* **Extract provided**:
○ ○ ○ ○ ○ ○ ○

If you want more advanced features, AutoHotKey is even better, but Keyboard Manager bundled with PowerToys should be enough for most use cases.

PowerToys Run (activate with Alt+Space) is a fast launcher that mimics Spotlight on macOS, KRunner on KDE, and Rofi/Wofi for auto-tiling addicts. Type an app name and it appears. Type calc and the calculator launches. Type a file name and it finds it in your file system. Type a math expression and it evaluates it. It's dramatically faster than hunting through the Start menu or using the search function, and it looks clean and beautiful (something that cannot be said for most other Windows software).

Windows Terminal: The Command Line You Actually Want

Here's another thing Microsoft made that people still seem not to know about: Windows Terminal, and it's genuinely excellent.

By default, Windows ships with cmd.exe (the ancient command prompt from the 1990s) and PowerShell (which is vastly better than cmd but frustratingly doesn't even include all of its functionality, so you're sometimes stuck using cmd anyway).

○ ○ ○ ○ ○ ○ ○

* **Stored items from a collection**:
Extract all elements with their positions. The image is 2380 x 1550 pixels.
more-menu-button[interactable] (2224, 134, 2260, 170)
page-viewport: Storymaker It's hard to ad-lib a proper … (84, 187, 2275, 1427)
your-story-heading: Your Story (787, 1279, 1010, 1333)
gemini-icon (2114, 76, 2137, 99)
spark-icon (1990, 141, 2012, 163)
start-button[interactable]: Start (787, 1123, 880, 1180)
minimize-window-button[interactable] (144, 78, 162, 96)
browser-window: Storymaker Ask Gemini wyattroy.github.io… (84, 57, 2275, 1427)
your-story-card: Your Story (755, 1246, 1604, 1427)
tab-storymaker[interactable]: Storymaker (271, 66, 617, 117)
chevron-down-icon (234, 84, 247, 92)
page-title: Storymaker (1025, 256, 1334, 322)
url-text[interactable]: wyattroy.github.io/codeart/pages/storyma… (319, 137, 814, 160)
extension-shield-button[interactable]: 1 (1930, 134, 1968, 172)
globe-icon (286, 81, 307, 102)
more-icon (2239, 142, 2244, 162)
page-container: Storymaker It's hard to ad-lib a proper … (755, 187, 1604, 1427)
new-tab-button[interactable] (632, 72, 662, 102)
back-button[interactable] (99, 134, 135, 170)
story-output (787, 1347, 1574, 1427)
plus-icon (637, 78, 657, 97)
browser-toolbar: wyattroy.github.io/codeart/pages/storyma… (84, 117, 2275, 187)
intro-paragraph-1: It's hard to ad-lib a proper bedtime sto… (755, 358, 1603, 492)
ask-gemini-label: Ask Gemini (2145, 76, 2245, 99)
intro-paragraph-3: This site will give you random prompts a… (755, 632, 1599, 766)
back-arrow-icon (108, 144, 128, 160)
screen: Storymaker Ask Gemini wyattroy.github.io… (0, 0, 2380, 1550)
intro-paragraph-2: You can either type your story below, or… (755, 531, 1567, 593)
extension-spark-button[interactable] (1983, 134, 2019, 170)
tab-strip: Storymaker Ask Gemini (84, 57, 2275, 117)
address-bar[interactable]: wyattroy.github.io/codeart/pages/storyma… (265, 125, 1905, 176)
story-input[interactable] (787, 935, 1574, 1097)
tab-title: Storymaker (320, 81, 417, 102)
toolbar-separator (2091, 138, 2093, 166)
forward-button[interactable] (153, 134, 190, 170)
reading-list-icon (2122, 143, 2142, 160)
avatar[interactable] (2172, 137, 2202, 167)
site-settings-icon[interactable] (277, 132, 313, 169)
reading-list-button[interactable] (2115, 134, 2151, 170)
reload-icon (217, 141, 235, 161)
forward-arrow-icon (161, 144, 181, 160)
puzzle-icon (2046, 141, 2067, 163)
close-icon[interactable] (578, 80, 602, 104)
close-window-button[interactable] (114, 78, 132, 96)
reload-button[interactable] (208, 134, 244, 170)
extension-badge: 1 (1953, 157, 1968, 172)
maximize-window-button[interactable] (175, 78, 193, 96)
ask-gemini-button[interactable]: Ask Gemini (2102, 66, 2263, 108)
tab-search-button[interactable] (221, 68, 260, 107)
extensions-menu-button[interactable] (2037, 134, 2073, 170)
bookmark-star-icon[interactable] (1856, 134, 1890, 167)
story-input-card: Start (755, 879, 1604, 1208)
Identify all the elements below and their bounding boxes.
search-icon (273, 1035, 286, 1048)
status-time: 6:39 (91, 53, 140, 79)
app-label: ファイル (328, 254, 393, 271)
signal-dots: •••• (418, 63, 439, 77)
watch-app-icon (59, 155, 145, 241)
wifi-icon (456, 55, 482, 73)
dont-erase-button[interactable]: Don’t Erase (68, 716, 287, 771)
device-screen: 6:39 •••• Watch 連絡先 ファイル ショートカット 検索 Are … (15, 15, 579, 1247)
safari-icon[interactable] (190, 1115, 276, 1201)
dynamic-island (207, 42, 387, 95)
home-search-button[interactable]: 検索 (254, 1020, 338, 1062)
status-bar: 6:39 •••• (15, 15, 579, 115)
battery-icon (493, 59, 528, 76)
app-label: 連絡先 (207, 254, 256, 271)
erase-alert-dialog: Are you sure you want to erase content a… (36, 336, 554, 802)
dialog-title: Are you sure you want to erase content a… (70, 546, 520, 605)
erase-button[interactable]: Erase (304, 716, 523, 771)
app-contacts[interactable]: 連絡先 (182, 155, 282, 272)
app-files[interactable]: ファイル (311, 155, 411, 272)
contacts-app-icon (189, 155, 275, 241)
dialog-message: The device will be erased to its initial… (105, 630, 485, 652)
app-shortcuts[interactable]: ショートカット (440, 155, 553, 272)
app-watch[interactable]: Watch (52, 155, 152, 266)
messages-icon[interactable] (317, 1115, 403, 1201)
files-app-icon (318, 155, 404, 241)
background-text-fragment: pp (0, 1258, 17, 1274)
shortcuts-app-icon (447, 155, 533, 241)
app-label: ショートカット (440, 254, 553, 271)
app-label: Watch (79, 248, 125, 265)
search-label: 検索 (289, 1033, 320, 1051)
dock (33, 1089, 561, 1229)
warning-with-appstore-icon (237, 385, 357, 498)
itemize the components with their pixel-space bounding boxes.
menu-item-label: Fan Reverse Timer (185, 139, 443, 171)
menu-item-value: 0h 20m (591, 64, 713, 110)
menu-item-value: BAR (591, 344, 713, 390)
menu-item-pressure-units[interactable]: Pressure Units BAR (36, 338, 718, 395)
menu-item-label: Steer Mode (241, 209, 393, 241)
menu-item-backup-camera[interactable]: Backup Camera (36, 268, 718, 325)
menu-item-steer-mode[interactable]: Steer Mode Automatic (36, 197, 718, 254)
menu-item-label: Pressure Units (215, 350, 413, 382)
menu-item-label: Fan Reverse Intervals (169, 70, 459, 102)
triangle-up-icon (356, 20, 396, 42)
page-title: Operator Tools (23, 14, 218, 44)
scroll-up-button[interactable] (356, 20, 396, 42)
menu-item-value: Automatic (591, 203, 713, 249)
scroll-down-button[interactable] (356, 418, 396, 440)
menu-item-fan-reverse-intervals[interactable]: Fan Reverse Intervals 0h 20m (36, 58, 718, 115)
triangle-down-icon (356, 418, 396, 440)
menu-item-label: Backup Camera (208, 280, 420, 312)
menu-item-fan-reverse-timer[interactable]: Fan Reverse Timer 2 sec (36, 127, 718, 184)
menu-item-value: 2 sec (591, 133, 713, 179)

○ ○ ○ ○ ○ ○ ○

* **Parts of the exercise**:
• a. According to the passage on Windows tools, why are you sometimes stuck using cmd anyway? Answer in one to three sentences.
• b. Carry the passage on Windows tools forward, beginning after its final sentence about cmd.exe and PowerShell.

* **Answers for the tasks**:
• a. PowerShell is vastly better than cmd, but it doesn't include all of cmd's functionality. For some tasks you still have to fall back on cmd.

• b.
Windows Terminal — available by default on Windows 11 22H2 and later, or installable free from the Microsoft Store — is the upgrade that replaces both.

Windows Terminal gives you tabs, split panes, customizable colors and fonts, and the ability to run multiple shell environments in the same window: PowerShell, cmd.exe, and WSL (Windows Subsystem for Linux). You can have a Linux shell in one tab, PowerShell in another, and an SSH connection to a remote server in a third. Split panes mean you can run a build process in one pane while viewing logs in another, all in the same window, all with unified settings and customization.

Configure it to your preferences (colors, fonts, default shell, startup directory) in the Settings menu. The configuration is clean JSON, so you can hand-edit it if you want granular control. Install it, make it your default terminal, and never go back to cmd.exe. This is what a modern terminal should look like.

Bonus Optimizations: Lightning Round

If WinUtil's Tweaks tab didn't fully disable Copilot (it usually does, but belt-and-suspenders approach is better), you can nuke it from the registry. Press Win+R, type regedit, and navigate to:

HKEY_CURRENT_USER\SOFTWARE\Policies\Windows\WindowsCopilot

Create a new DWORD value called TurnOffWindowsCopilot and set it to 1. This disables it entirely.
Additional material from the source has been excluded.